* [Work required]:
Extract all lines in the data that contain the word "subtitle".

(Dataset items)
----------
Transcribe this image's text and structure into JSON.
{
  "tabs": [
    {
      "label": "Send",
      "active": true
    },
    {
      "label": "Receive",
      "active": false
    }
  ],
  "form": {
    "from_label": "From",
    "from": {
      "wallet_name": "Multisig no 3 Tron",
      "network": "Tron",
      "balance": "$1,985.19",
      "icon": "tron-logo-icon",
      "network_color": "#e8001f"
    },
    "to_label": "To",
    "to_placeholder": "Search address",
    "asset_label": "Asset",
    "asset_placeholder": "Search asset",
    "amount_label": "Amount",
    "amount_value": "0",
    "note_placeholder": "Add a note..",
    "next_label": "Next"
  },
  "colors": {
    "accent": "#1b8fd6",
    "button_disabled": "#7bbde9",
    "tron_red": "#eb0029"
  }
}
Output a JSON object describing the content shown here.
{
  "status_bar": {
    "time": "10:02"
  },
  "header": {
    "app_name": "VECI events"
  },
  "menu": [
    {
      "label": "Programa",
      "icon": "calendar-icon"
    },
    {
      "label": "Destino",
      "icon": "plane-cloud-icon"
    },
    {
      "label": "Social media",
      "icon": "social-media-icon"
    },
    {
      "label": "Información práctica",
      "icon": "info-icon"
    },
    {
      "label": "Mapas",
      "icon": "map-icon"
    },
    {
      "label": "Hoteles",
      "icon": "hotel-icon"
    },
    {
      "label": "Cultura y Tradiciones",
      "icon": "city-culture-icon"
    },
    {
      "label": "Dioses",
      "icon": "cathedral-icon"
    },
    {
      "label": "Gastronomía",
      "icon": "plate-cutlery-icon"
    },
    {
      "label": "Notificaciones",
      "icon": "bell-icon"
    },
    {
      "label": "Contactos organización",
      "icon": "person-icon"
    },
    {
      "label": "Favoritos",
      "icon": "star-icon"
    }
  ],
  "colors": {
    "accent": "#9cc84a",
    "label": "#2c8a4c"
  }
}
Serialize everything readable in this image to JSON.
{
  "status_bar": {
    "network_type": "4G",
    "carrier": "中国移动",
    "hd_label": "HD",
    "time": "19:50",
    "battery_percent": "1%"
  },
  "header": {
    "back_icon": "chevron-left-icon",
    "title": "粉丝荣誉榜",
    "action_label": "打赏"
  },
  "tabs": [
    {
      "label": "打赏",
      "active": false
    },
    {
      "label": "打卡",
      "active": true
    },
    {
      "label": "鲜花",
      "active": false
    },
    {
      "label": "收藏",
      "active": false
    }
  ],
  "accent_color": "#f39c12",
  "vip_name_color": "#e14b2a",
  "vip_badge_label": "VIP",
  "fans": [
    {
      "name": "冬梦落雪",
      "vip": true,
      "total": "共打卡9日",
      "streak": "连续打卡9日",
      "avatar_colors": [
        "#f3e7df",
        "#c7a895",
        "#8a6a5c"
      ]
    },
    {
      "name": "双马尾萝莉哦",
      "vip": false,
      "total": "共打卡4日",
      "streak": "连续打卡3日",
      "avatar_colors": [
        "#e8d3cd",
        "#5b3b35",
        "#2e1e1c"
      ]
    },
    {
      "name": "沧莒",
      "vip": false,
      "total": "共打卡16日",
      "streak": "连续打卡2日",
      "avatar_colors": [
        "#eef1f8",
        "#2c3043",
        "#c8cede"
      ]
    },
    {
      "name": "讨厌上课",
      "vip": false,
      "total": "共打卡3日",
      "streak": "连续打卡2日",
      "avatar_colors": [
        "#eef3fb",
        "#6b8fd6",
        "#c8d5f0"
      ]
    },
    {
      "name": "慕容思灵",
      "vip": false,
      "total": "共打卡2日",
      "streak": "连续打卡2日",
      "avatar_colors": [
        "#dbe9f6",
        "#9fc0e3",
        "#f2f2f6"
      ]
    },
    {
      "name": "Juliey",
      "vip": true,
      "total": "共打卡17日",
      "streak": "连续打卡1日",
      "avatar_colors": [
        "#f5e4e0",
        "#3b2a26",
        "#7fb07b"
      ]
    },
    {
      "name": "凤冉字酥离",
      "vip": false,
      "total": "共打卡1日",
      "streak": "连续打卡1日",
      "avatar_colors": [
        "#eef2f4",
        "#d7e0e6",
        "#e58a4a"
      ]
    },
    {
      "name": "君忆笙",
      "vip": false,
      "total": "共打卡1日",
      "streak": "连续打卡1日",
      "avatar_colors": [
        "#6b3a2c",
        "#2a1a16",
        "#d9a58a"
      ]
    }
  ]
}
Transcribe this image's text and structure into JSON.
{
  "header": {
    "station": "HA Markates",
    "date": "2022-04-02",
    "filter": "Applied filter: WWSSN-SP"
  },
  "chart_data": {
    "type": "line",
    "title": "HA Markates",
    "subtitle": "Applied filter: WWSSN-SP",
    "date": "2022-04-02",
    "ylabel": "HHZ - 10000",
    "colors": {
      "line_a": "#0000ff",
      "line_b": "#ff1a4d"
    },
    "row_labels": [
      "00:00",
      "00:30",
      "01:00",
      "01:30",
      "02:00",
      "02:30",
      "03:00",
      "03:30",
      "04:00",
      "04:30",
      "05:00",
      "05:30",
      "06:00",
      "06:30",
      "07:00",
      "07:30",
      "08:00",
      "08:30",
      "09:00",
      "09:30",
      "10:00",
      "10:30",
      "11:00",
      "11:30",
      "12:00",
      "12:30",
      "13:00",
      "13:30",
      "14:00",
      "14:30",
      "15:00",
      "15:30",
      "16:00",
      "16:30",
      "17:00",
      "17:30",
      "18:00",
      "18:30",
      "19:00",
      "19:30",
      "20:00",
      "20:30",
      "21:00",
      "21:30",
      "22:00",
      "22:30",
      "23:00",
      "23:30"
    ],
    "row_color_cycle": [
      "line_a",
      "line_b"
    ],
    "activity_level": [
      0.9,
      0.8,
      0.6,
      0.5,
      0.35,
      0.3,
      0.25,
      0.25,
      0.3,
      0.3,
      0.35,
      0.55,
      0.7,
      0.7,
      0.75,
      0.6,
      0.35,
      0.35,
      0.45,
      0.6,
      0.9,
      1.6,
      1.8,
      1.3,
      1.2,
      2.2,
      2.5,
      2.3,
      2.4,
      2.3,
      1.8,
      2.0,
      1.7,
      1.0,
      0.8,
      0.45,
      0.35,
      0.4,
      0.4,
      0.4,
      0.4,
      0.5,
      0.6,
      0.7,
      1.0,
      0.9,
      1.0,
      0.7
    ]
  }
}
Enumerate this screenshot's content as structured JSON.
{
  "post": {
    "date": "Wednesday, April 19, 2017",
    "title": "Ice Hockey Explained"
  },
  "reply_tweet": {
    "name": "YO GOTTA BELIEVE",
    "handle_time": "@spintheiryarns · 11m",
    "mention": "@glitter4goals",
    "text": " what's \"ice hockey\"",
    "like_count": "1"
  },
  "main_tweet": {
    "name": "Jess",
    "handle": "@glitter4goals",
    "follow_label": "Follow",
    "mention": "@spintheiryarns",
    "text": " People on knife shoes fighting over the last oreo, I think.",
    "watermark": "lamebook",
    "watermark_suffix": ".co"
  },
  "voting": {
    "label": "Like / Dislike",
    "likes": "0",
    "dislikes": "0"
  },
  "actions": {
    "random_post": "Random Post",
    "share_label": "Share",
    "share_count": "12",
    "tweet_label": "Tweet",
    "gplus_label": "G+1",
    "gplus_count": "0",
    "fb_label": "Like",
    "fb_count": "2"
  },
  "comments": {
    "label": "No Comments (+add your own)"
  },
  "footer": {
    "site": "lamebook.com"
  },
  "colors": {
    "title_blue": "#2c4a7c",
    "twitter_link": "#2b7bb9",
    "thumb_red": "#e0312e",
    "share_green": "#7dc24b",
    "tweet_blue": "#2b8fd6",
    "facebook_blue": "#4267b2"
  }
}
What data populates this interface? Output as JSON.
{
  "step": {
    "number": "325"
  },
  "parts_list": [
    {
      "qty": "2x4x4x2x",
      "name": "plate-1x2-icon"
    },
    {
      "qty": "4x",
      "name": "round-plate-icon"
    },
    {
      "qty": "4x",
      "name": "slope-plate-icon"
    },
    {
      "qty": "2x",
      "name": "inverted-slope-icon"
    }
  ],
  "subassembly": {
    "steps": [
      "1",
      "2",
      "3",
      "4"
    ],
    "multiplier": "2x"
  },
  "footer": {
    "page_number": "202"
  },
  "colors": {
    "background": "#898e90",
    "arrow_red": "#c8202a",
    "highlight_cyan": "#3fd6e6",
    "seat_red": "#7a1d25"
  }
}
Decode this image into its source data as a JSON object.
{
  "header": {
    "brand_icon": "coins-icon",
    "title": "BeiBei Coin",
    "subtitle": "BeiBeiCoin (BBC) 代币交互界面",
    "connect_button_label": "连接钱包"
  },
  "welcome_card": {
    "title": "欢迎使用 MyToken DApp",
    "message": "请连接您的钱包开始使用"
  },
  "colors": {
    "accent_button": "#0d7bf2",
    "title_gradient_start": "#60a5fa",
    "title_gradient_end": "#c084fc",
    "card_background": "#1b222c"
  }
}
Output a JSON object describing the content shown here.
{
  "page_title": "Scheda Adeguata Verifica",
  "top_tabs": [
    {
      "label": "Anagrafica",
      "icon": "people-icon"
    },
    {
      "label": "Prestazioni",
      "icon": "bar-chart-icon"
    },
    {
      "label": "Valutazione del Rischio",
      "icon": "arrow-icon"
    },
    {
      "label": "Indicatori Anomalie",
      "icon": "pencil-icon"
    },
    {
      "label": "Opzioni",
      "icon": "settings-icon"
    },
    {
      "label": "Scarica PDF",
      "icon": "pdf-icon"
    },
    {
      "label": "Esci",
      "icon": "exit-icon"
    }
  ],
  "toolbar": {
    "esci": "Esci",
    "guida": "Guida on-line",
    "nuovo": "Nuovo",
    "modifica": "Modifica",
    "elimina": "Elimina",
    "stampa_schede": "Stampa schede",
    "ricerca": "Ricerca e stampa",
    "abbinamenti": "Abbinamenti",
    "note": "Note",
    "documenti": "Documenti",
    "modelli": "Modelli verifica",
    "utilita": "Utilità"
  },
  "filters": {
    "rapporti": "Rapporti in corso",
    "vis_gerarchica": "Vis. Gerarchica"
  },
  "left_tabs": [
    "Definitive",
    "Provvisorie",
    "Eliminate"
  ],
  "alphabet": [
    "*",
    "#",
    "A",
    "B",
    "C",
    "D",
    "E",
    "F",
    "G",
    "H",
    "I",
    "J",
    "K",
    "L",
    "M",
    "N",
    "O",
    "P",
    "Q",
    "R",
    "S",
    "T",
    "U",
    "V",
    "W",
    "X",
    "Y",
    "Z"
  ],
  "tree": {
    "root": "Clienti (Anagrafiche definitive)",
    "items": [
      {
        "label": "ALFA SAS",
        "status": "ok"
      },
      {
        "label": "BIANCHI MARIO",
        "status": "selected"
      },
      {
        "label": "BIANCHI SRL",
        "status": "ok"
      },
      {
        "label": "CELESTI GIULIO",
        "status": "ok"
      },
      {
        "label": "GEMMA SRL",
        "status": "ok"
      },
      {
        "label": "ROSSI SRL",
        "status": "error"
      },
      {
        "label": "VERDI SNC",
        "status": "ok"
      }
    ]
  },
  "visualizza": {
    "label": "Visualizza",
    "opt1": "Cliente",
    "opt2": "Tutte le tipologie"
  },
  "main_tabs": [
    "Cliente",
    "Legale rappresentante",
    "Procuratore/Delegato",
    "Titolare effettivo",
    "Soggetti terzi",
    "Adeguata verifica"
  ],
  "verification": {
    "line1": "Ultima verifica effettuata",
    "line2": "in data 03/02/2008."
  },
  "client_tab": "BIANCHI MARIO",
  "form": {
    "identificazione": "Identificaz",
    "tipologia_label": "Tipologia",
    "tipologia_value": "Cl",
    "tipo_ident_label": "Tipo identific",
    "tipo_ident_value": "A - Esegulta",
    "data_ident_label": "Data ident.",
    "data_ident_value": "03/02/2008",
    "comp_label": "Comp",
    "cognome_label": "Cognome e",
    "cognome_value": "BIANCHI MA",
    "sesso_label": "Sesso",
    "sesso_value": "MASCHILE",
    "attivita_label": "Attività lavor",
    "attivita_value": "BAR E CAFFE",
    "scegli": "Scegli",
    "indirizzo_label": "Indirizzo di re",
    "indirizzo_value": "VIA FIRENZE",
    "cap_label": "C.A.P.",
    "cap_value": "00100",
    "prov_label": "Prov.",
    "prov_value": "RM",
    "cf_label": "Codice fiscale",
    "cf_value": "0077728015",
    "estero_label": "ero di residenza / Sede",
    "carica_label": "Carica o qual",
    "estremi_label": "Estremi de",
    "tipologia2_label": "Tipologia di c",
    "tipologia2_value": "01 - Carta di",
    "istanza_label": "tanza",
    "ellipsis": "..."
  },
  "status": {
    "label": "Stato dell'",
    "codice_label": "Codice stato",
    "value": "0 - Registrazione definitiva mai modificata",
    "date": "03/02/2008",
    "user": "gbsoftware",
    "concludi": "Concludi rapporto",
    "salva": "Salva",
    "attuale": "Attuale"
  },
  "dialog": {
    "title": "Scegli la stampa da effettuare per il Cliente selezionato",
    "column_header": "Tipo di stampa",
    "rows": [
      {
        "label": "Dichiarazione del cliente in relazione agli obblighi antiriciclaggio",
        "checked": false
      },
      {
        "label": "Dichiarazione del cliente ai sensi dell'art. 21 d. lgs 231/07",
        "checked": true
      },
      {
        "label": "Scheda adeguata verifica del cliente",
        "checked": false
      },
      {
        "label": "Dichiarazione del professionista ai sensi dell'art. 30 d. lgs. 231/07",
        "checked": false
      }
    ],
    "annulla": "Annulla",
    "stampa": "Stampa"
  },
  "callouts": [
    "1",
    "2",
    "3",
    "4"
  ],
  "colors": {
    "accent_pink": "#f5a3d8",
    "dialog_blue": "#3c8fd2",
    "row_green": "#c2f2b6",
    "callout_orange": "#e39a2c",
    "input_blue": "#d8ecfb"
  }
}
----------
* [Finished answer]:
    "subtitle": "Applied filter: WWSSN-SP",
    "subtitle": "BeiBeiCoin (BBC) 代币交互界面",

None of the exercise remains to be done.